Each record is to be transcribed exactly.

→ **Data in this exercise**:
● ● ● ● ●
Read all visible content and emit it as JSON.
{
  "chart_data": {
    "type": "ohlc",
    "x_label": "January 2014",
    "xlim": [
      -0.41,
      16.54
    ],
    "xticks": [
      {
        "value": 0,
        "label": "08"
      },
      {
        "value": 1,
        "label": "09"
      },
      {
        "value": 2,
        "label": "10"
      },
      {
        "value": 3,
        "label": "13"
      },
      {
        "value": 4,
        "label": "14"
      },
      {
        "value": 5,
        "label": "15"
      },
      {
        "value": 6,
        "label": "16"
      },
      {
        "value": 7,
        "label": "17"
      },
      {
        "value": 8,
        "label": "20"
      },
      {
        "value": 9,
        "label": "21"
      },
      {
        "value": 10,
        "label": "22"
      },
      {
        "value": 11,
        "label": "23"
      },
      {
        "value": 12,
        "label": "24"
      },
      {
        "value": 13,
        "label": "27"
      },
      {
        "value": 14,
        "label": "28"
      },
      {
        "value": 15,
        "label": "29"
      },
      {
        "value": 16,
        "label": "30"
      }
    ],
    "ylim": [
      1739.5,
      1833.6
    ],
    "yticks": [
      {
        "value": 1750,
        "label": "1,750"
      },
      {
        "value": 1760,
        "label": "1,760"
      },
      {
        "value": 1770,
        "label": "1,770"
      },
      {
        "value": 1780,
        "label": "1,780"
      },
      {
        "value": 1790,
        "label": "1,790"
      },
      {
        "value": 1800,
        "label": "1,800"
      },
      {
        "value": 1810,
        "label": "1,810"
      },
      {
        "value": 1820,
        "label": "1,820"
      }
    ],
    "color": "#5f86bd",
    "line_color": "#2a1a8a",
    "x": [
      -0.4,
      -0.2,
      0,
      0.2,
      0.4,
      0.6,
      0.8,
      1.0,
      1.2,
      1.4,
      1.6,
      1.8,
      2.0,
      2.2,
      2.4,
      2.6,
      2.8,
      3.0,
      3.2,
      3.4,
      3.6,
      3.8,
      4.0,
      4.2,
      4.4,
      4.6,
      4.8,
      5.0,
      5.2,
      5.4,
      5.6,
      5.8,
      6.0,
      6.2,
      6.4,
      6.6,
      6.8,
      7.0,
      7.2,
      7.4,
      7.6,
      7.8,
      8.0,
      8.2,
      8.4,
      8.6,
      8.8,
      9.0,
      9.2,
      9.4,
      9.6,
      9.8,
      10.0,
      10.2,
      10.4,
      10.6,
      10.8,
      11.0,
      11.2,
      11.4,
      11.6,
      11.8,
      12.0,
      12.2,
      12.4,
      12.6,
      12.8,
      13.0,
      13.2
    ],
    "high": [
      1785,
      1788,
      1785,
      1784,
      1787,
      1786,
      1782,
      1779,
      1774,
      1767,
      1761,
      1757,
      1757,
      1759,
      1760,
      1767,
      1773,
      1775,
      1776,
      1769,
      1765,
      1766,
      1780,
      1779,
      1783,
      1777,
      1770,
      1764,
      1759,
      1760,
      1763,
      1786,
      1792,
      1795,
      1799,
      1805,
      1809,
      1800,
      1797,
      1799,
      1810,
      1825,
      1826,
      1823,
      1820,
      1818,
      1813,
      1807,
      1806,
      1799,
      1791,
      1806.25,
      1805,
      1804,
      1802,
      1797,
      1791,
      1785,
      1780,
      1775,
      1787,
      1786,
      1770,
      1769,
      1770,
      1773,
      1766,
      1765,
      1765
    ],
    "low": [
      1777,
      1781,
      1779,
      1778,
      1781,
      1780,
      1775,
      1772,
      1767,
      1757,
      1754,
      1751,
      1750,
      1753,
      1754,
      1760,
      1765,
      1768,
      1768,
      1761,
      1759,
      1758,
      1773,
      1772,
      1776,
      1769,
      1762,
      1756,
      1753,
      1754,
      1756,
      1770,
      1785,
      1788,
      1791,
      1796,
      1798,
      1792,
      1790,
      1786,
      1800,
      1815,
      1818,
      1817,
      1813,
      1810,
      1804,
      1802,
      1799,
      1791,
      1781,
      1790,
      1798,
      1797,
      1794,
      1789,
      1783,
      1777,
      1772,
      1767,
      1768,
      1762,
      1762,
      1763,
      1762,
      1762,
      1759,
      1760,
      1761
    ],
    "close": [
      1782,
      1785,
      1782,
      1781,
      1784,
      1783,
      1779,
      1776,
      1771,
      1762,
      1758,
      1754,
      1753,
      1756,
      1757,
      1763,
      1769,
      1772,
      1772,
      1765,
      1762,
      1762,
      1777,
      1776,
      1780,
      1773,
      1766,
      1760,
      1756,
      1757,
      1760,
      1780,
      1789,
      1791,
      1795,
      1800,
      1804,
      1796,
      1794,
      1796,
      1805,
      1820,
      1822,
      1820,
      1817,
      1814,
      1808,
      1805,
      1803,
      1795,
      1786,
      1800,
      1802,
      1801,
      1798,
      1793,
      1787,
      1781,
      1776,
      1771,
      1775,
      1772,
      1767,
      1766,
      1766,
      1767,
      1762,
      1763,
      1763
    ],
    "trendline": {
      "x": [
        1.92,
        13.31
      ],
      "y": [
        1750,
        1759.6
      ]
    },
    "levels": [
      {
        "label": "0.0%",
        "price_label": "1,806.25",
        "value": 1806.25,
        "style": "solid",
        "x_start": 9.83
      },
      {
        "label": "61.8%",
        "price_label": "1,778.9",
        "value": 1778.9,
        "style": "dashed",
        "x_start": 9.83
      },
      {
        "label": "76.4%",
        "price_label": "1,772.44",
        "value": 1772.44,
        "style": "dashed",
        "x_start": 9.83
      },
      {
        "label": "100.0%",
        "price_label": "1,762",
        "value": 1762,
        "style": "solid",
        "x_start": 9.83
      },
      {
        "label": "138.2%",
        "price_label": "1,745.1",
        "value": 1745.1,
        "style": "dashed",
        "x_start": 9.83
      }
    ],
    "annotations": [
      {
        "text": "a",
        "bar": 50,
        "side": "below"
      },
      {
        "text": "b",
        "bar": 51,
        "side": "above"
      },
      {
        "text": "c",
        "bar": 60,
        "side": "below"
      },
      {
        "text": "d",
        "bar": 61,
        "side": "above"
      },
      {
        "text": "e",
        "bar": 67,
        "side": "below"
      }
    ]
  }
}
● ● ● ● ●
→ **Task result**:
Read all visible content and emit it as JSON.
{
  "chart_data": {
    "type": "ohlc",
    "x_label": "January 2014",
    "xlim": [
      -0.41,
      16.54
    ],
    "xticks": [
      {
        "value": 0,
        "label": "08"
      },
      {
        "value": 1,
        "label": "09"
      },
      {
        "value": 2,
        "label": "10"
      },
      {
        "value": 3,
        "label": "13"
      },
      {
        "value": 4,
        "label": "14"
      },
      {
        "value": 5,
        "label": "15"
      },
      {
        "value": 6,
        "label": "16"
      },
      {
        "value": 7,
        "label": "17"
      },
      {
        "value": 8,
        "label": "20"
      },
      {
        "value": 9,
        "label": "21"
      },
      {
        "value": 10,
        "label": "22"
      },
      {
        "value": 11,
        "label": "23"
      },
      {
        "value": 12,
        "label": "24"
      },
      {
        "value": 13,
        "label": "27"
      },
      {
        "value": 14,
        "label": "28"
      },
      {
        "value": 15,
        "label": "29"
      },
      {
        "value": 16,
        "label": "30"
      }
    ],
    "ylim": [
      1739.5,
      1833.6
    ],
    "yticks": [
      {
        "value": 1750,
        "label": "1,750"
      },
      {
        "value": 1760,
        "label": "1,760"
      },
      {
        "value": 1770,
        "label": "1,770"
      },
      {
        "value": 1780,
        "label": "1,780"
      },
      {
        "value": 1790,
        "label": "1,790"
      },
      {
        "value": 1800,
        "label": "1,800"
      },
      {
        "value": 1810,
        "label": "1,810"
      },
      {
        "value": 1820,
        "label": "1,820"
      }
    ],
    "color": "#5f86bd",
    "line_color": "#2a1a8a",
    "x": [
      -0.4,
      -0.2,
      0,
      0.2,
      0.4,
      0.6,
      0.8,
      1.0,
      1.2,
      1.4,
      1.6,
      1.8,
      2.0,
      2.2,
      2.4,
      2.6,
      2.8,
      3.0,
      3.2,
      3.4,
      3.6,
      3.8,
      4.0,
      4.2,
      4.4,
      4.6,
      4.8,
      5.0,
      5.2,
      5.4,
      5.6,
      5.8,
      6.0,
      6.2,
      6.4,
      6.6,
      6.8,
      7.0,
      7.2,
      7.4,
      7.6,
      7.8,
      8.0,
      8.2,
      8.4,
      8.6,
      8.8,
      9.0,
      9.2,
      9.4,
      9.6,
      9.8,
      10.0,
      10.2,
      10.4,
      10.6,
      10.8,
      11.0,
      11.2,
      11.4,
      11.6,
      11.8,
      12.0,
      12.2,
      12.4,
      12.6,
      12.8,
      13.0,
      13.2
    ],
    "high": [
      1785,
      1788,
      1785,
      1784,
      1787,
      1786,
      1782,
      1779,
      1774,
      1767,
      1761,
      1757,
      1757,
      1759,
      1760,
      1767,
      1773,
      1775,
      1776,
      1769,
      1765,
      1766,
      1780,
      1779,
      1783,
      1777,
      1770,
      1764,
      1759,
      1760,
      1763,
      1786,
      1792,
      1795,
      1799,
      1805,
      1809,
      1800,
      1797,
      1799,
      1810,
      1825,
      1826,
      1823,
      1820,
      1818,
      1813,
      1807,
      1806,
      1799,
      1791,
      1806.25,
      1805,
      1804,
      1802,
      1797,
      1791,
      1785,
      1780,
      1775,
      1787,
      1786,
      1770,
      1769,
      1770,
      1773,
      1766,
      1765,
      1765
    ],
    "low": [
      1777,
      1781,
      1779,
      1778,
      1781,
      1780,
      1775,
      1772,
      1767,
      1757,
      1754,
      1751,
      1750,
      1753,
      1754,
      1760,
      1765,
      1768,
      1768,
      1761,
      1759,
      1758,
      1773,
      1772,
      1776,
      1769,
      1762,
      1756,
      1753,
      1754,
      1756,
      1770,
      1785,
      1788,
      1791,
      1796,
      1798,
      1792,
      1790,
      1786,
      1800,
      1815,
      1818,
      1817,
      1813,
      1810,
      1804,
      1802,
      1799,
      1791,
      1781,
      1790,
      1798,
      1797,
      1794,
      1789,
      1783,
      1777,
      1772,
      1767,
      1768,
      1762,
      1762,
      1763,
      1762,
      1762,
      1759,
      1760,
      1761
    ],
    "close": [
      1782,
      1785,
      1782,
      1781,
      1784,
      1783,
      1779,
      1776,
      1771,
      1762,
      1758,
      1754,
      1753,
      1756,
      1757,
      1763,
      1769,
      1772,
      1772,
      1765,
      1762,
      1762,
      1777,
      1776,
      1780,
      1773,
      1766,
      1760,
      1756,
      1757,
      1760,
      1780,
      1789,
      1791,
      1795,
      1800,
      1804,
      1796,
      1794,
      1796,
      1805,
      1820,
      1822,
      1820,
      1817,
      1814,
      1808,
      1805,
      1803,
      1795,
      1786,
      1800,
      1802,
      1801,
      1798,
      1793,
      1787,
      1781,
      1776,
      1771,
      1775,
      1772,
      1767,
      1766,
      1766,
      1767,
      1762,
      1763,
      1763
    ],
    "trendline": {
      "x": [
        1.92,
        13.31
      ],
      "y": [
        1750,
        1759.6
      ]
    },
    "levels": [
      {
        "label": "0.0%",
        "price_label": "1,806.25",
        "value": 1806.25,
        "style": "solid",
        "x_start": 9.83
      },
      {
        "label": "61.8%",
        "price_label": "1,778.9",
        "value": 1778.9,
        "style": "dashed",
        "x_start": 9.83
      },
      {
        "label": "76.4%",
        "price_label": "1,772.44",
        "value": 1772.44,
        "style": "dashed",
        "x_start": 9.83
      },
      {
        "label": "100.0%",
        "price_label": "1,762",
        "value": 1762,
        "style": "solid",
        "x_start": 9.83
      },
      {
        "label": "138.2%",
        "price_label": "1,745.1",
        "value": 1745.1,
        "style": "dashed",
        "x_start": 9.83
      }
    ],
    "annotations": [
      {
        "text": "a",
        "bar": 50,
        "side": "below"
      },
      {
        "text": "b",
        "bar": 51,
        "side": "above"
      },
      {
        "text": "c",
        "bar": 60,
        "side": "below"
      },
      {
        "text": "d",
        "bar": 61,
        "side": "above"
      },
      {
        "text": "e",
        "bar": 67,
        "side": "below"
      }
    ]
  }
}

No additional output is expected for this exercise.